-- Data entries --
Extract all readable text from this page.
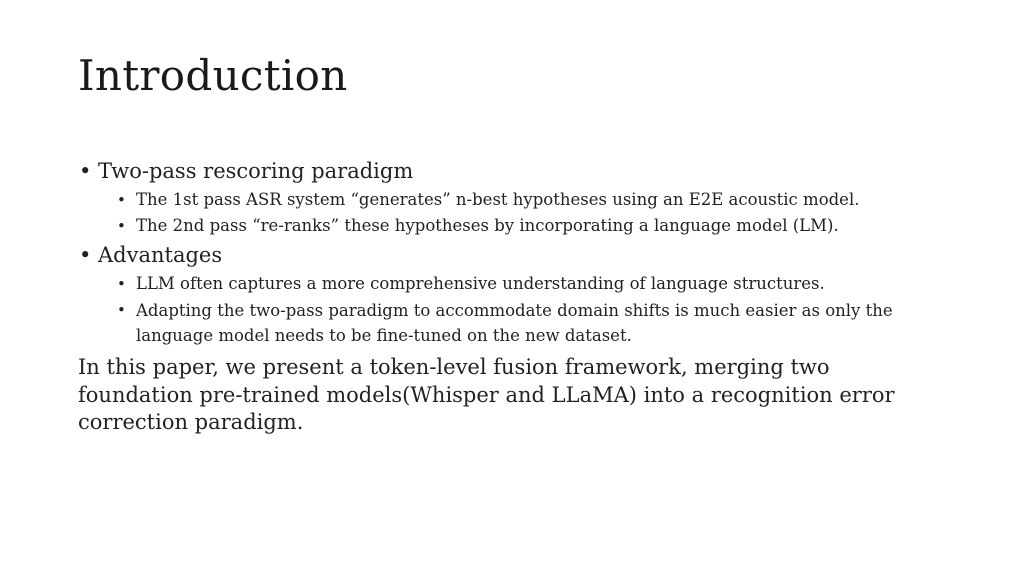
Introduction
• Two-pass rescoring paradigm
• The 1st pass ASR system “generates” n-best hypotheses using an E2E acoustic model.
• The 2nd pass “re-ranks” these hypotheses by incorporating a language model (LM).
• Advantages
• LLM often captures a more comprehensive understanding of language structures.
• Adapting the two-pass paradigm to accommodate domain shifts is much easier as only the language model needs to be fine-tuned on the new dataset.
In this paper, we present a token-level fusion framework, merging two foundation pre-trained models(Whisper and LLaMA) into a recognition error correction paradigm.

-- EXERCISE REQUIREMENTS --
Determine the number of lines in the records that include the string "paradigm", and respond with that number only.

-- RESULT --
3